== EXCERPTED PASSAGE ==

This month, students from five leading design and architecture schools will begin poring through the latest climate research and identifying the unique coastal challenges faced by the Island of Nantucket. Next month, they will begin hearing weekly from experts in the field, engaging with a group of Nantucket advisors and gaining insight from stories of island locals. Throughout the course of a spring design studio, these interdisciplinary university teams will research possible solutions and propose adaptive pathways forward for Nantucket in the face of sea level rise.

The Envision Resilience Nantucket Challenge, with the goal of inspiring Nantucket and other coastal communities around the world to envision innovative adaptations to sea level rise, began as a call to action. In the fall of 2019, Wendy Schmidt—founder of ReMain Nantucket—and the team at ReMain Nantucket sat down to talk about sea level rise: a dire issue for coastal communities around the globe. On Nantucket, a small community 30 miles off the coast of Massachusetts, sea level rise is not just imminent, it is already happening.

“The reshaping of the world due to the forces of climate change is a crisis that has been happening for 100 years,” said Wendy. “For coastal communities, island communities like Nantucket, you see the impact of climate change in sea level rise. We see it every time there’s a big storm, every time there’s a super high tide. Vital areas of downtown Nantucket are flooded regularly.”

===

WRITTEN TASK A:
Answer these questions about the passage on Nantucket and sea level rise:
(i) How many design and architecture schools are sending students?
(ii) Who is the founder of ReMain Nantucket?
(iii) How far off the coast of Massachusetts is Nantucket?
The passage and the entries have no connection to each other.

== RECORDS TO PROCESS ==

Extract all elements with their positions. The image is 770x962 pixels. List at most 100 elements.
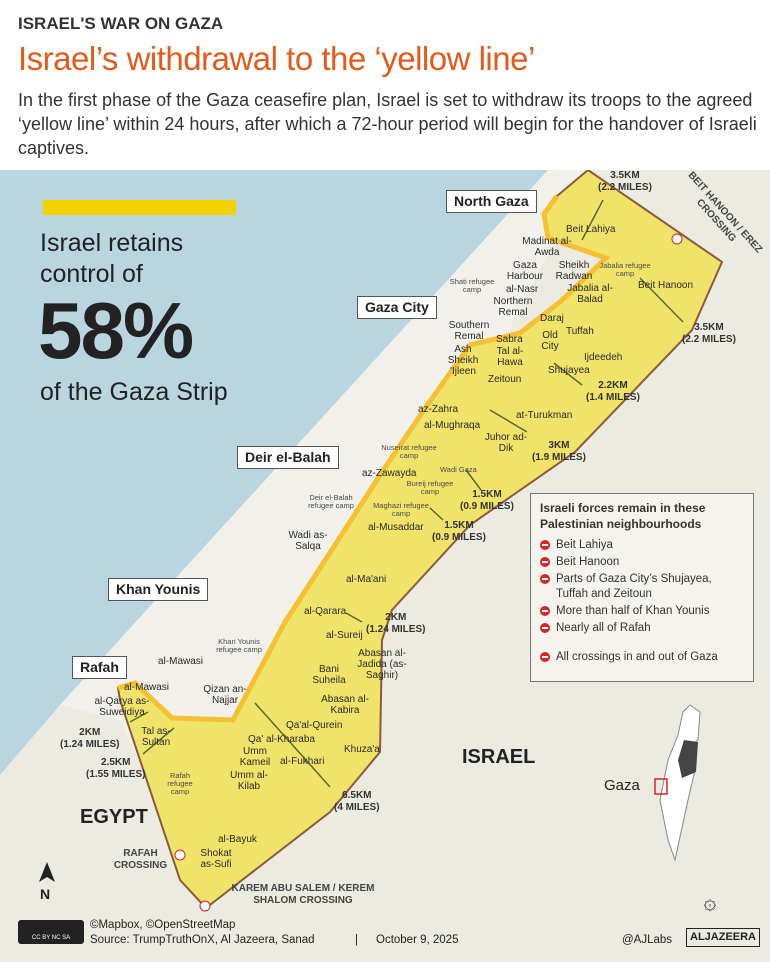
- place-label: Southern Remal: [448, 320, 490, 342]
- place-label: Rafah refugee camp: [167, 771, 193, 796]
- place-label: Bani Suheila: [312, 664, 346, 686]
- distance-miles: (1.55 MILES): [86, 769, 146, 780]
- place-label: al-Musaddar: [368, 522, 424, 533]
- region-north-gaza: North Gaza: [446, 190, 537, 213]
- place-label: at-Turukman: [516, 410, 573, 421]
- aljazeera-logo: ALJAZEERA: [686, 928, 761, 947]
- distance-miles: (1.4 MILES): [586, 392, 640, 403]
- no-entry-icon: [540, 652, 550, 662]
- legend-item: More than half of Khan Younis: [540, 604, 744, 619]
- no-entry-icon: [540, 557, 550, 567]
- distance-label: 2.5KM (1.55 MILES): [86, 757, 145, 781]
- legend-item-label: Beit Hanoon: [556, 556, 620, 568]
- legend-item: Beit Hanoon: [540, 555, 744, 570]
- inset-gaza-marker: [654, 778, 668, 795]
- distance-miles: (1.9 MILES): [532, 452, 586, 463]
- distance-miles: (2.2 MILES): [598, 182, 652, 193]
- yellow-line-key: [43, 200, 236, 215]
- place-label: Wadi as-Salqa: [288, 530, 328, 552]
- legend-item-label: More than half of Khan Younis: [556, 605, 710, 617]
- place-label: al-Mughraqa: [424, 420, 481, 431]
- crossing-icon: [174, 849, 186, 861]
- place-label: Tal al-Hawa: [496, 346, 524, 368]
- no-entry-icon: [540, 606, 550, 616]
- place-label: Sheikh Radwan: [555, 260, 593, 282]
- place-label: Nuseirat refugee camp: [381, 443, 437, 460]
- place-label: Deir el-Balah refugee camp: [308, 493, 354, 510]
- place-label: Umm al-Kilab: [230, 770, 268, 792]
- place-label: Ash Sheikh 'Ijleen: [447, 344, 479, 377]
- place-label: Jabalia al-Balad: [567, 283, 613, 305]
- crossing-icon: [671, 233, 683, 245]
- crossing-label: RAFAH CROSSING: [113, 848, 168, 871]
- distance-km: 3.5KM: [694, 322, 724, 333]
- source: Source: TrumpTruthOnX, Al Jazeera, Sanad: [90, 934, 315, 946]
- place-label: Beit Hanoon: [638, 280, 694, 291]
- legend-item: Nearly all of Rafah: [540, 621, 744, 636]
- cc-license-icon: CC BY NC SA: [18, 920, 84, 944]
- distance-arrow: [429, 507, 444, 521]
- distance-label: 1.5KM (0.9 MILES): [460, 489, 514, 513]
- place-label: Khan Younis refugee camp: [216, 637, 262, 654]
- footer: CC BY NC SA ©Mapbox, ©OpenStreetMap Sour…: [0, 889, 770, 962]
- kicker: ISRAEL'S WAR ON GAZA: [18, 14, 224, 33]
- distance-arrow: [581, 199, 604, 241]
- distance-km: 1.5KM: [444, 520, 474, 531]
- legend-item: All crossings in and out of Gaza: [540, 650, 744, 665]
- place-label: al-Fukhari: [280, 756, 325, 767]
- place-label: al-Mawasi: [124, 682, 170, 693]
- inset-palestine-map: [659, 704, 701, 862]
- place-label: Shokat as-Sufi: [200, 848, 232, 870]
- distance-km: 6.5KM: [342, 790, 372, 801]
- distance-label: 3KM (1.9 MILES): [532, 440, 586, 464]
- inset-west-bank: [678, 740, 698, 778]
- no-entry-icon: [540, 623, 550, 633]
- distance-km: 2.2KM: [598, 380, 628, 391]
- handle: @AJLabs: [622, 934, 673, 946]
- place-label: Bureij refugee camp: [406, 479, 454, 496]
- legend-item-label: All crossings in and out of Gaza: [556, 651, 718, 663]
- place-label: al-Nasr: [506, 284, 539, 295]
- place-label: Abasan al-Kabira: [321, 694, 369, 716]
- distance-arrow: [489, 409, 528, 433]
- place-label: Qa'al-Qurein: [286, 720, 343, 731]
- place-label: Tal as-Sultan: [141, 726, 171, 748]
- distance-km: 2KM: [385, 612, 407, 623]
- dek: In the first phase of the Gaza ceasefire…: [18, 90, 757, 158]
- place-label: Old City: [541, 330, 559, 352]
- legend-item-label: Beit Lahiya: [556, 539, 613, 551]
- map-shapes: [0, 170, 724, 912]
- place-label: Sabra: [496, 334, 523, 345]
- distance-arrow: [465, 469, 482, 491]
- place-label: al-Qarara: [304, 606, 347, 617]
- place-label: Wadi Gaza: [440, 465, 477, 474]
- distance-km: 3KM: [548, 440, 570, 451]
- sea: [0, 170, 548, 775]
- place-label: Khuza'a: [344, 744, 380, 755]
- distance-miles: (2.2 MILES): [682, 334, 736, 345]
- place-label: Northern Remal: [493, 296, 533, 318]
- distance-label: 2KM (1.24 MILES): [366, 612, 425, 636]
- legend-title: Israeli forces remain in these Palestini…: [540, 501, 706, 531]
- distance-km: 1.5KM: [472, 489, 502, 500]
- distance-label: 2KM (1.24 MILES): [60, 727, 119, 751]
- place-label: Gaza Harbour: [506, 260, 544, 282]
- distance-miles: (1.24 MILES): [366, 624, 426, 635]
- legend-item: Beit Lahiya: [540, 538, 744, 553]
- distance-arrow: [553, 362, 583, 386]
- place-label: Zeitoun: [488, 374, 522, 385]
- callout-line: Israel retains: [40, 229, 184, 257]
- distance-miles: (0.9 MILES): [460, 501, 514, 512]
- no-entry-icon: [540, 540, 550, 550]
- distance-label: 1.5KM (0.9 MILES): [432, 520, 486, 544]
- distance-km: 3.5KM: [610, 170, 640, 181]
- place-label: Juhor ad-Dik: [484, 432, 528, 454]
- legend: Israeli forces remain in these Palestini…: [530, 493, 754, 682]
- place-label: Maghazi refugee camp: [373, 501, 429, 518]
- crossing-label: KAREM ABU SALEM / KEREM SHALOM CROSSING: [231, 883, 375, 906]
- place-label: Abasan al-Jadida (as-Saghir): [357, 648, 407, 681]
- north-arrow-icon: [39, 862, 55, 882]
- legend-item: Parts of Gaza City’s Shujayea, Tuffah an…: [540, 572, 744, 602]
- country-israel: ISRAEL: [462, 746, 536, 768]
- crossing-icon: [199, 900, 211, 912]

===
== RECORDS TO PROCESS ==

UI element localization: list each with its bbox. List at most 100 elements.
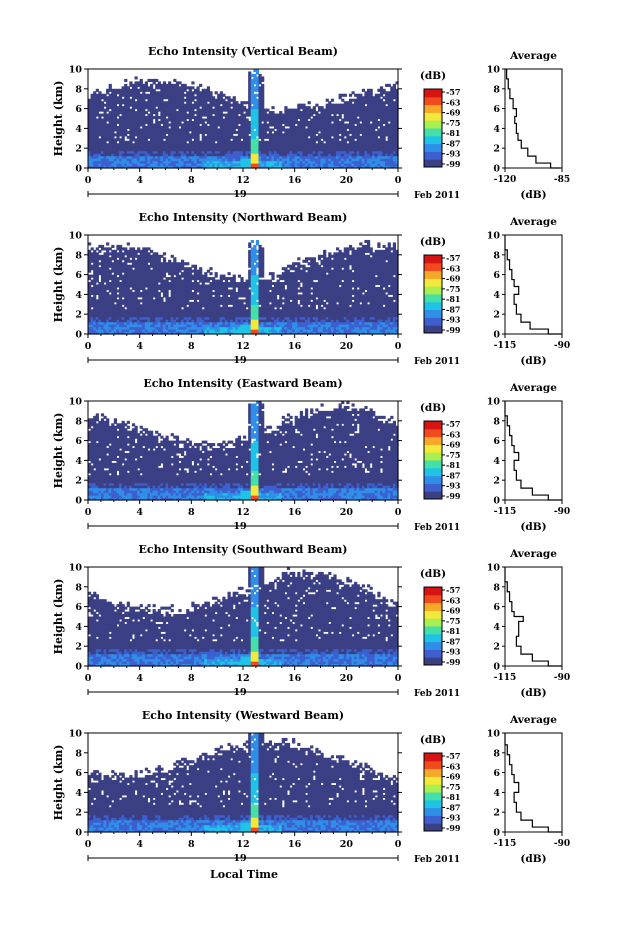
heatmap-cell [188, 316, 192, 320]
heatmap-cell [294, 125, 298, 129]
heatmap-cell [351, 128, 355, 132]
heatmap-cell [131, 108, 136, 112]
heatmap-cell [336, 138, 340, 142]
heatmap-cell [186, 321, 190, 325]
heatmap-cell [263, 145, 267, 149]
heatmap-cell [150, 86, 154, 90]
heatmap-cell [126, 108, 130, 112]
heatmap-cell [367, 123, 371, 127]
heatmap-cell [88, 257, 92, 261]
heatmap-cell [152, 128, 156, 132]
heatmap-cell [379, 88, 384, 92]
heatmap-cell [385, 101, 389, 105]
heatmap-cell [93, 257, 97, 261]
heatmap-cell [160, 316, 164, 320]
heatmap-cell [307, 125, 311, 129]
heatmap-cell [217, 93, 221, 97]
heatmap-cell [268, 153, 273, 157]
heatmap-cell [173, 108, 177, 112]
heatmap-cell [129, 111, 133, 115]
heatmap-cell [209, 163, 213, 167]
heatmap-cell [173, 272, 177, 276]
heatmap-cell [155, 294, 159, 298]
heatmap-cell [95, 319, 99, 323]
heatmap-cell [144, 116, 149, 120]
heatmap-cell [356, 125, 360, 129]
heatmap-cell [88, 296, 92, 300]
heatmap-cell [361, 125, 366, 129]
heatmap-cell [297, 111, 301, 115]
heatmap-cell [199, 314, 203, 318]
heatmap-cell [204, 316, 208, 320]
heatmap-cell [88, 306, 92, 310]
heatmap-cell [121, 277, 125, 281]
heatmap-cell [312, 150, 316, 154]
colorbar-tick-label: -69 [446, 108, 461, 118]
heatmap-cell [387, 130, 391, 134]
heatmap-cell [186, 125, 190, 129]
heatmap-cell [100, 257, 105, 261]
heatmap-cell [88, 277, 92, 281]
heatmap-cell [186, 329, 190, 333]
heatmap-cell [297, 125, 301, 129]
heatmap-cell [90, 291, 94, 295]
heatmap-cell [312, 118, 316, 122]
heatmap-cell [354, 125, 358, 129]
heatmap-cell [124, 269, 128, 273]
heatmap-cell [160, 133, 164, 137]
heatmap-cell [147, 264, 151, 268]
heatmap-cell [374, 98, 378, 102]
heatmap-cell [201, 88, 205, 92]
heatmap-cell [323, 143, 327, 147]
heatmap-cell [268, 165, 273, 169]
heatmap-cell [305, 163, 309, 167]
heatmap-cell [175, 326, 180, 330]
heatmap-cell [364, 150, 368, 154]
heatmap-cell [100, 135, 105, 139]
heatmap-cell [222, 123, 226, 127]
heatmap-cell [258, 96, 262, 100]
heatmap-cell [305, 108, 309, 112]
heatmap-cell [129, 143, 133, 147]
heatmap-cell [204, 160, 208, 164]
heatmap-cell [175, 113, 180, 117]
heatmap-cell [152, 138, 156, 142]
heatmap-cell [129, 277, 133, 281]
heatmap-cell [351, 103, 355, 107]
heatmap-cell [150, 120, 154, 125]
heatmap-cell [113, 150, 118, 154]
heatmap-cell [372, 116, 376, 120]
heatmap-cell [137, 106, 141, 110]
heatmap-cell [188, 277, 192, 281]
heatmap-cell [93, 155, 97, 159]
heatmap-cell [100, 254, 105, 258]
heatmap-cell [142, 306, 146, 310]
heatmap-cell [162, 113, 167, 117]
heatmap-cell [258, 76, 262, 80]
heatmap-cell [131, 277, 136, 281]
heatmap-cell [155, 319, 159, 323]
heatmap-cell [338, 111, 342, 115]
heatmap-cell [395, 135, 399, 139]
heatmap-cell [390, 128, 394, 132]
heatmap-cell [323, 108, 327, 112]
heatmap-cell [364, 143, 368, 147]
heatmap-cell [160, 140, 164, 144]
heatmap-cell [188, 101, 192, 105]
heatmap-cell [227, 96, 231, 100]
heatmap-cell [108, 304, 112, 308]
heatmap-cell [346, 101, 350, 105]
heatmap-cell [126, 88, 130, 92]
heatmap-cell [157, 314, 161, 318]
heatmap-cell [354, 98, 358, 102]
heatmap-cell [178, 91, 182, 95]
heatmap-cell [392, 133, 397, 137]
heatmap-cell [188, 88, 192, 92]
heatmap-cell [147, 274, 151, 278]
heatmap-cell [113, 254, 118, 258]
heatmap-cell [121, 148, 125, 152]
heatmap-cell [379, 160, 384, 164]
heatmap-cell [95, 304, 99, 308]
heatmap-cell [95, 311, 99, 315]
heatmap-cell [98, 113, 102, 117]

===
== RECORDS TO PROCESS ==

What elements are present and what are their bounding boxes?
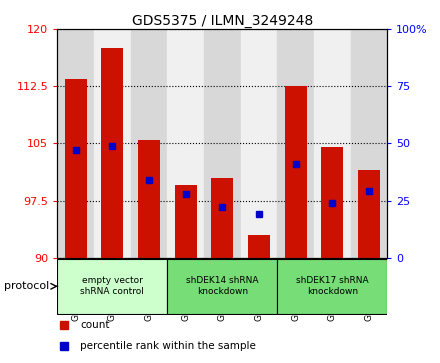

===

WRITTEN TASK B: Please retype the lines of the first block of entries between the line holding "Extract all elements" and the line holding "- legend-item-label: Beit Hanoon: [556, 556, 620, 568]", inclusive, and omit the picture.

RESULT A:
(i) Five
(ii) Wendy Schmidt
(iii) 30 miles

RESULT B:
Extract all elements with their positions. The image is 770x962 pixels. List at most 100 elements.
- place-label: Southern Remal: [448, 320, 490, 342]
- place-label: Rafah refugee camp: [167, 771, 193, 796]
- place-label: Bani Suheila: [312, 664, 346, 686]
- distance-miles: (1.55 MILES): [86, 769, 146, 780]
- place-label: al-Musaddar: [368, 522, 424, 533]
- region-north-gaza: North Gaza: [446, 190, 537, 213]
- place-label: at-Turukman: [516, 410, 573, 421]
- aljazeera-logo: ALJAZEERA: [686, 928, 761, 947]
- distance-miles: (1.4 MILES): [586, 392, 640, 403]
- no-entry-icon: [540, 652, 550, 662]
- legend-item: More than half of Khan Younis: [540, 604, 744, 619]
- no-entry-icon: [540, 557, 550, 567]
- distance-label: 2.5KM (1.55 MILES): [86, 757, 145, 781]
- legend-item-label: Beit Hanoon: [556, 556, 620, 568]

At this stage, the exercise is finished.